Begin Exercise material

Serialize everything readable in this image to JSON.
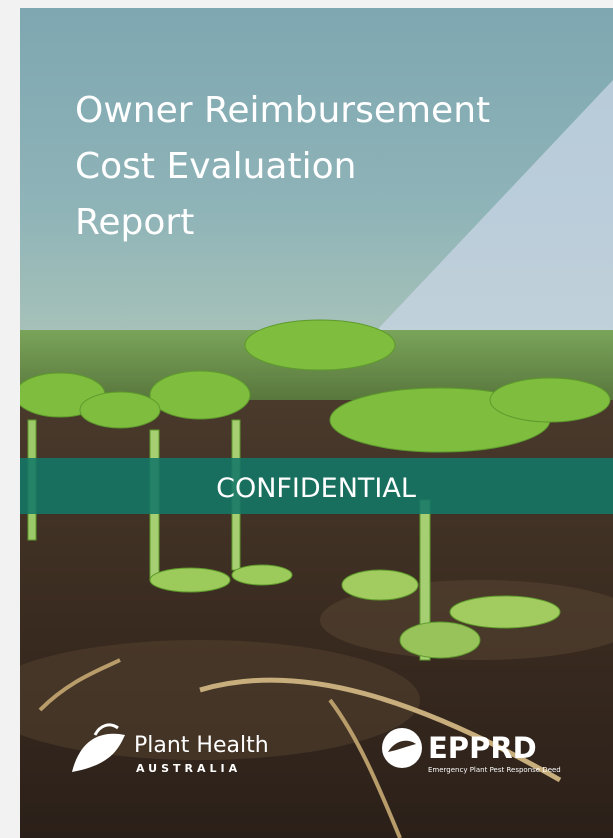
{
  "cover": {
    "title_lines": [
      "Owner Reimbursement",
      "Cost Evaluation",
      "Report"
    ],
    "banner": "CONFIDENTIAL",
    "logos": {
      "pha": {
        "name": "Plant Health",
        "country": "AUSTRALIA"
      },
      "epprd": {
        "name": "EPPRD",
        "subtitle": "Emergency Plant Pest Response Deed"
      }
    }
  }
}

End Exercise material

= Required task =
Set down all the entries exactly as they appear, but skip any pictures.

= Result for this exercise =
Serialize everything readable in this image to JSON.
{
  "cover": {
    "title_lines": [
      "Owner Reimbursement",
      "Cost Evaluation",
      "Report"
    ],
    "banner": "CONFIDENTIAL",
    "logos": {
      "pha": {
        "name": "Plant Health",
        "country": "AUSTRALIA"
      },
      "epprd": {
        "name": "EPPRD",
        "subtitle": "Emergency Plant Pest Response Deed"
      }
    }
  }
}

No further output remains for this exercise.